* Text block *
* Begin *
# abb controller



## Chris Sandberg (Sep 13, 2008)

Hello F16bmathis, 
I posted the same question on pg 2or3 in controllers check out the answers it might help. The ABB VFD you have is it 480v? This is a common industrial plant voltage and mine was also, which adds some complications. Please pm me or post any info here if you keep going on this and get something to work. Ill keep checking.
A newbie/beginner
TX Chris Sandberg


----------



## CPLTECH (Sep 14, 2007)

You did not give the HP rating, but one fellow in my area said he used a 20 HP 3ph industrial motor in his conversion, so don’t go smaller, IMHO. See http://www.evalbum.com/377

Keep in mind that a standard nine inch DC motor used in most conversions is rated around 28 HP continuous.

As Chris noted, voltage may be the issue.
* End *
* Goal *
Retype the portion of the ABB controller thread above, starting with "You did not" and going on through "28 HP continuous.".

* Material supplied *
* Begin *
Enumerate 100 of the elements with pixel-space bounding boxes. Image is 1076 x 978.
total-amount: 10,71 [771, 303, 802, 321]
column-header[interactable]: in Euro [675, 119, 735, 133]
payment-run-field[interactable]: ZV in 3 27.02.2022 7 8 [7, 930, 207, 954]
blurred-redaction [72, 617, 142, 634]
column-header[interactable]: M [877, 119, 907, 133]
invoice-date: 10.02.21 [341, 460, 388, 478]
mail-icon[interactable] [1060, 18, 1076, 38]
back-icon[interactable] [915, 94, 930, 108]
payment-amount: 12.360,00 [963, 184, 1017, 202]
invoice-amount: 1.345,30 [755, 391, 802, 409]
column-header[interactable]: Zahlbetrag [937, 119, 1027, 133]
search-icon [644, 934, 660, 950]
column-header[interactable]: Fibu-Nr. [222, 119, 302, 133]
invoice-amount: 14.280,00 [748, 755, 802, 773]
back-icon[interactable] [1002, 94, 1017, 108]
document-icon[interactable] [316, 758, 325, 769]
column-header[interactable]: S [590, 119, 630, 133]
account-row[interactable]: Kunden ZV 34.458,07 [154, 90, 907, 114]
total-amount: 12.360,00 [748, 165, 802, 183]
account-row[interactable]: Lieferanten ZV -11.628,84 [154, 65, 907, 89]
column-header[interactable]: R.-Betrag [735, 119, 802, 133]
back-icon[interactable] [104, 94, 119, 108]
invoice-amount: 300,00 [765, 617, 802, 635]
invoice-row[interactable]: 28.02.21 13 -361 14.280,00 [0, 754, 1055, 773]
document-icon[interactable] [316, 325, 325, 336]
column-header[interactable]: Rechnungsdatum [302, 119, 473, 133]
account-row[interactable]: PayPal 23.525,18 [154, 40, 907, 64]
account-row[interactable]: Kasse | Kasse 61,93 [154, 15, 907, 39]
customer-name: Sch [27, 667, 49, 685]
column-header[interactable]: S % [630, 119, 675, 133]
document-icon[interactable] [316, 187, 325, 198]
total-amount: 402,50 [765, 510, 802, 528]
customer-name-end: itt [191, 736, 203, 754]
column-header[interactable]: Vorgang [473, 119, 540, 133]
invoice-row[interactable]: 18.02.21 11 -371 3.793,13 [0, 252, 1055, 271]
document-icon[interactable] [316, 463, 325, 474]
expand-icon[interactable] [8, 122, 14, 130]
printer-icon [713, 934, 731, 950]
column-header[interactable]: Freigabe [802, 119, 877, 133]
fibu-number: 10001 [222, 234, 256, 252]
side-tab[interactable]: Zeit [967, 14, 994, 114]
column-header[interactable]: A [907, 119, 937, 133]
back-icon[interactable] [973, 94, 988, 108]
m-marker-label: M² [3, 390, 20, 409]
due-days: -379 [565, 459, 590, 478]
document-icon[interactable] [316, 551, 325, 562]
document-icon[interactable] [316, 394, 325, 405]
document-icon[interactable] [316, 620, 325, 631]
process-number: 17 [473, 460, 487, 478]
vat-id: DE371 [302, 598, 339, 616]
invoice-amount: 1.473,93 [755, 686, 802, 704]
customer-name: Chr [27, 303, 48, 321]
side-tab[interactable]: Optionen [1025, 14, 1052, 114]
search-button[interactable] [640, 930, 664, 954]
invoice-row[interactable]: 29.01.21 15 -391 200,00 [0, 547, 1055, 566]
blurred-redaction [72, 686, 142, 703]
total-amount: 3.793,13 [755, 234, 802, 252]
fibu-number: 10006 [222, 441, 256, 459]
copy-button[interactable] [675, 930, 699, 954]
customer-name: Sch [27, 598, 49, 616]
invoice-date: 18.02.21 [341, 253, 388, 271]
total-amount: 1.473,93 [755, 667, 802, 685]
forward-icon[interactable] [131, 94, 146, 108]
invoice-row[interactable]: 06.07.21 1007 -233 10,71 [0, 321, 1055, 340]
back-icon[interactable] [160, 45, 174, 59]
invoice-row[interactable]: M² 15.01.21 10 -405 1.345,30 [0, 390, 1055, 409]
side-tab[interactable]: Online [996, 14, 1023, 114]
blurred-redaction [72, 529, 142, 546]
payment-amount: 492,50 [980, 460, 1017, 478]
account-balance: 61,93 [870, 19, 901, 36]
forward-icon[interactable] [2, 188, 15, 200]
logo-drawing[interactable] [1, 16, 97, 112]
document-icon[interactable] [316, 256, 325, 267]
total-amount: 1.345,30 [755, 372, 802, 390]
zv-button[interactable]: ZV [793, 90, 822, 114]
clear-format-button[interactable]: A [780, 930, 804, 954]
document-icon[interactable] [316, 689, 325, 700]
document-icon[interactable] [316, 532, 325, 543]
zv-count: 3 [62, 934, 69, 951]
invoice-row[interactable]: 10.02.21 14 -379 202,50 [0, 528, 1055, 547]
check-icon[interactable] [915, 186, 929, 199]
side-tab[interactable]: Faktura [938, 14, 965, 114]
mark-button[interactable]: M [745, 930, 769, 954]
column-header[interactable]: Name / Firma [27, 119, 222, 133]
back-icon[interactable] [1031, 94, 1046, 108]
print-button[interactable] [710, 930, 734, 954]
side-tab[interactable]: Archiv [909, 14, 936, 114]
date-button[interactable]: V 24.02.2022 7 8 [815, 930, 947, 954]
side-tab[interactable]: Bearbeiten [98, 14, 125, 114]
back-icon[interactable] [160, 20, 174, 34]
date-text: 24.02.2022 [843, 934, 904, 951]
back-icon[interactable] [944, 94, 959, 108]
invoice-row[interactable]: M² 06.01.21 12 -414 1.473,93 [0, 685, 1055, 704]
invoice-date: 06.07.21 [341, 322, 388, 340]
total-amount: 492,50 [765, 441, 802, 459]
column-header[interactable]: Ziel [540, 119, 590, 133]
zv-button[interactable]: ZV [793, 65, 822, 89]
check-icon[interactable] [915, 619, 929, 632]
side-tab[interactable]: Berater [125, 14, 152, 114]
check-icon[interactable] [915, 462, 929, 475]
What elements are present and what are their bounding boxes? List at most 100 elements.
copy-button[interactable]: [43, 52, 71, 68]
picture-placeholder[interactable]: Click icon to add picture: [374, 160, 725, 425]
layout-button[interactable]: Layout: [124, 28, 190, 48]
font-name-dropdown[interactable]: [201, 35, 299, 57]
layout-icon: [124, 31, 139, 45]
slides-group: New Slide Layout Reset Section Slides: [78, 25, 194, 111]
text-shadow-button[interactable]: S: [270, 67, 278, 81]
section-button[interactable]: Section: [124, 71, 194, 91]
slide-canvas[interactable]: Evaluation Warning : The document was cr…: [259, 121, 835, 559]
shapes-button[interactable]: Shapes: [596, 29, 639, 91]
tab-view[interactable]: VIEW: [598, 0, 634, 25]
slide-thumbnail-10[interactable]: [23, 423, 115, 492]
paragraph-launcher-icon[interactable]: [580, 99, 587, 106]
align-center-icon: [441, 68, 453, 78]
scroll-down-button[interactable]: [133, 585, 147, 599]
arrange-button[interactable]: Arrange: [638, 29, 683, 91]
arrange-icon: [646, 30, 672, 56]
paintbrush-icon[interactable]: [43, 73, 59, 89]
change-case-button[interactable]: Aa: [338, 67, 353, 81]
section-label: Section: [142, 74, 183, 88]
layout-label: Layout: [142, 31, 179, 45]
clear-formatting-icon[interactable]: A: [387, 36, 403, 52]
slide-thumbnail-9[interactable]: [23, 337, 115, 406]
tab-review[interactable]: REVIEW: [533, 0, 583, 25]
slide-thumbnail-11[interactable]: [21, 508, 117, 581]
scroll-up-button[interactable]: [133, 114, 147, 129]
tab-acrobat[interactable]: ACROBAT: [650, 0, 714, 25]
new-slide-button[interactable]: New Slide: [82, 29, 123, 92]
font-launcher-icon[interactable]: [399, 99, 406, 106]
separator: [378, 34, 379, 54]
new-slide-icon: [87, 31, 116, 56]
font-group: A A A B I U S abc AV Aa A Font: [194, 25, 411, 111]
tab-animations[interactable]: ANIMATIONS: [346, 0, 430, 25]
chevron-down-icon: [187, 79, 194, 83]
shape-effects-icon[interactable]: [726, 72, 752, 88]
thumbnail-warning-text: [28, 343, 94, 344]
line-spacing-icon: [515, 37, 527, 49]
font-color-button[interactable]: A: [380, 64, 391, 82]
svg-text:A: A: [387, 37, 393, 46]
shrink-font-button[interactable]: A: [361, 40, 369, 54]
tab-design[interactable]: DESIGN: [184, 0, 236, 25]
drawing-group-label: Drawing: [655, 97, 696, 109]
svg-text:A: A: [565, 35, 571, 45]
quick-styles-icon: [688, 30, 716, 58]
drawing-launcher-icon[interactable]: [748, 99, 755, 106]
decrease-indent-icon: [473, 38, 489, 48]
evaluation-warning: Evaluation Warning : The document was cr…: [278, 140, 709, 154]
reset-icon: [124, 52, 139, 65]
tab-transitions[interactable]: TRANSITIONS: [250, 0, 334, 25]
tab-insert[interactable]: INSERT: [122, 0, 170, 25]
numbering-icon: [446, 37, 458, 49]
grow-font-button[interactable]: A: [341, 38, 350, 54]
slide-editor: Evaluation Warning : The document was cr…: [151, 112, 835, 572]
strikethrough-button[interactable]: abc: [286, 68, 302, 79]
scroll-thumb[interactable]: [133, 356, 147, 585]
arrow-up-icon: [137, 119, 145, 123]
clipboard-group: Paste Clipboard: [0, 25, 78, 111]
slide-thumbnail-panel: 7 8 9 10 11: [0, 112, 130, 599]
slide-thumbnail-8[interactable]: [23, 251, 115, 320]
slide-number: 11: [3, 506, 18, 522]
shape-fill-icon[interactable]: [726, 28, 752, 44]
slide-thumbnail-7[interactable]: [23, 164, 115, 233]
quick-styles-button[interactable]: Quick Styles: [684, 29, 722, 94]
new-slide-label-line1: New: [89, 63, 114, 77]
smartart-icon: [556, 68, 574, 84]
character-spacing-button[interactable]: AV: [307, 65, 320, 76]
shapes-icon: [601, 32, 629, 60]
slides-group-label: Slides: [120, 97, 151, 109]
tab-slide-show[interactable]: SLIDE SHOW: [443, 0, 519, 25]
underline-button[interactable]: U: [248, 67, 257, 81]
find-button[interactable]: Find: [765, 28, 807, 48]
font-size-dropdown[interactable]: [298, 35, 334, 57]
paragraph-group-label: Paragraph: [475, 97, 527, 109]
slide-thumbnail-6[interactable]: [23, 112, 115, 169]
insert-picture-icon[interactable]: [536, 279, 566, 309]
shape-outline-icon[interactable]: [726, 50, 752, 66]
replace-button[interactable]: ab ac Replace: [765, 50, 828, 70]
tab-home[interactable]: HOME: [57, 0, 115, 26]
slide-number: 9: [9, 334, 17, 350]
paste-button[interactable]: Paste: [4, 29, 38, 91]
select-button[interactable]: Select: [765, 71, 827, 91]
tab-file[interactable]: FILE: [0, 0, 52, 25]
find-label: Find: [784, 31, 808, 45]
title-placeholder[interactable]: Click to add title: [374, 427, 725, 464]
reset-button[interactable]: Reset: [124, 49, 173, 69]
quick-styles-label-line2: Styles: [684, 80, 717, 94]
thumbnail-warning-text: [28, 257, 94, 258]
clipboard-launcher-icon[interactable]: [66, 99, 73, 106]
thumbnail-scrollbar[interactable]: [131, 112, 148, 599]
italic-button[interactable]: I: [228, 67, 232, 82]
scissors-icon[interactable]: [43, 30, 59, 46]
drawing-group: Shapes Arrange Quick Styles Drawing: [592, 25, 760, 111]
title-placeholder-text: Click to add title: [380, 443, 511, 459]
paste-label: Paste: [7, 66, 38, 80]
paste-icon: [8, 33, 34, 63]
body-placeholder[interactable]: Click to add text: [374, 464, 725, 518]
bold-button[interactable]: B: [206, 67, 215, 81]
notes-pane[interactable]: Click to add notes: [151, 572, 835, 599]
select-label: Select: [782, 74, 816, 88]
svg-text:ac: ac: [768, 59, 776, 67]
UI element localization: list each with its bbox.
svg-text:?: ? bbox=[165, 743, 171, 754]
* End *
* Output of the exercise *
You did not give the HP rating, but one fellow in my area said he used a 20 HP 3ph industrial motor in his conversion, so don’t go smaller, IMHO. See http://www.evalbum.com/377

Keep in mind that a standard nine inch DC motor used in most conversions is rated around 28 HP continuous.